▶ _Do this_: Send back the entries below exactly as they appear.

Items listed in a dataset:
# # #

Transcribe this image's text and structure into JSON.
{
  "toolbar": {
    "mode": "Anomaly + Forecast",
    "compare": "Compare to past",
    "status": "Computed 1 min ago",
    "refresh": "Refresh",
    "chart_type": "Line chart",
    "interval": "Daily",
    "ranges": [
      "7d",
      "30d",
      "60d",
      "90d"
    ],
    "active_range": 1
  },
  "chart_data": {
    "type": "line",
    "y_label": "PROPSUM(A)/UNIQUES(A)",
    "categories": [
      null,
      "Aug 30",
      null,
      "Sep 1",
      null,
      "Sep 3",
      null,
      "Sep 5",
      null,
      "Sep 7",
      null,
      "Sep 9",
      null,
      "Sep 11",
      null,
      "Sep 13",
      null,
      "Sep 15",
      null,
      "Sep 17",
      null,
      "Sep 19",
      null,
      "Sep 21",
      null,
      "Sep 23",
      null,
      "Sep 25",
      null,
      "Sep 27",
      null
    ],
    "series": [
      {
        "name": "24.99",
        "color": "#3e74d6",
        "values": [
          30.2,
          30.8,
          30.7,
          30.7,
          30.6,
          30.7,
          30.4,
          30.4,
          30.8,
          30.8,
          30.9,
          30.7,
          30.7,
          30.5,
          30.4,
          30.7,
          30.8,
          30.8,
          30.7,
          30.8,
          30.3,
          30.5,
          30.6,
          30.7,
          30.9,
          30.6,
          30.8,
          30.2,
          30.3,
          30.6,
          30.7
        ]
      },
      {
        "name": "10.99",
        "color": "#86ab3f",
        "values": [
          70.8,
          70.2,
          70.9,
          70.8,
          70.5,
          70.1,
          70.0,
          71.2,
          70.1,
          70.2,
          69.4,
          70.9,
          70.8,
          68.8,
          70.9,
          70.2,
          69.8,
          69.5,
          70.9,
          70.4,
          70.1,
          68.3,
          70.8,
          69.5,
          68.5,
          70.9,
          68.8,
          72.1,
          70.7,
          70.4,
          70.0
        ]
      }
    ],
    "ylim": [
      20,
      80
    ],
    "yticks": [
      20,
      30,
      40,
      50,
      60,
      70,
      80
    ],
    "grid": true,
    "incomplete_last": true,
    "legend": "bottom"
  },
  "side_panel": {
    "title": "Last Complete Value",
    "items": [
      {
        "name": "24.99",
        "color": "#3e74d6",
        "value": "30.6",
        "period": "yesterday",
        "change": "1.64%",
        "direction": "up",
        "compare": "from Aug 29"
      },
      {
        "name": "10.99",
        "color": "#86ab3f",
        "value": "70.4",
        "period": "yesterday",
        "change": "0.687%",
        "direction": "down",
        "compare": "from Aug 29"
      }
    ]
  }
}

# # #

▶ _Result of this task_:
Transcribe this image's text and structure into JSON.
{
  "toolbar": {
    "mode": "Anomaly + Forecast",
    "compare": "Compare to past",
    "status": "Computed 1 min ago",
    "refresh": "Refresh",
    "chart_type": "Line chart",
    "interval": "Daily",
    "ranges": [
      "7d",
      "30d",
      "60d",
      "90d"
    ],
    "active_range": 1
  },
  "chart_data": {
    "type": "line",
    "y_label": "PROPSUM(A)/UNIQUES(A)",
    "categories": [
      null,
      "Aug 30",
      null,
      "Sep 1",
      null,
      "Sep 3",
      null,
      "Sep 5",
      null,
      "Sep 7",
      null,
      "Sep 9",
      null,
      "Sep 11",
      null,
      "Sep 13",
      null,
      "Sep 15",
      null,
      "Sep 17",
      null,
      "Sep 19",
      null,
      "Sep 21",
      null,
      "Sep 23",
      null,
      "Sep 25",
      null,
      "Sep 27",
      null
    ],
    "series": [
      {
        "name": "24.99",
        "color": "#3e74d6",
        "values": [
          30.2,
          30.8,
          30.7,
          30.7,
          30.6,
          30.7,
          30.4,
          30.4,
          30.8,
          30.8,
          30.9,
          30.7,
          30.7,
          30.5,
          30.4,
          30.7,
          30.8,
          30.8,
          30.7,
          30.8,
          30.3,
          30.5,
          30.6,
          30.7,
          30.9,
          30.6,
          30.8,
          30.2,
          30.3,
          30.6,
          30.7
        ]
      },
      {
        "name": "10.99",
        "color": "#86ab3f",
        "values": [
          70.8,
          70.2,
          70.9,
          70.8,
          70.5,
          70.1,
          70.0,
          71.2,
          70.1,
          70.2,
          69.4,
          70.9,
          70.8,
          68.8,
          70.9,
          70.2,
          69.8,
          69.5,
          70.9,
          70.4,
          70.1,
          68.3,
          70.8,
          69.5,
          68.5,
          70.9,
          68.8,
          72.1,
          70.7,
          70.4,
          70.0
        ]
      }
    ],
    "ylim": [
      20,
      80
    ],
    "yticks": [
      20,
      30,
      40,
      50,
      60,
      70,
      80
    ],
    "grid": true,
    "incomplete_last": true,
    "legend": "bottom"
  },
  "side_panel": {
    "title": "Last Complete Value",
    "items": [
      {
        "name": "24.99",
        "color": "#3e74d6",
        "value": "30.6",
        "period": "yesterday",
        "change": "1.64%",
        "direction": "up",
        "compare": "from Aug 29"
      },
      {
        "name": "10.99",
        "color": "#86ab3f",
        "value": "70.4",
        "period": "yesterday",
        "change": "0.687%",
        "direction": "down",
        "compare": "from Aug 29"
      }
    ]
  }
}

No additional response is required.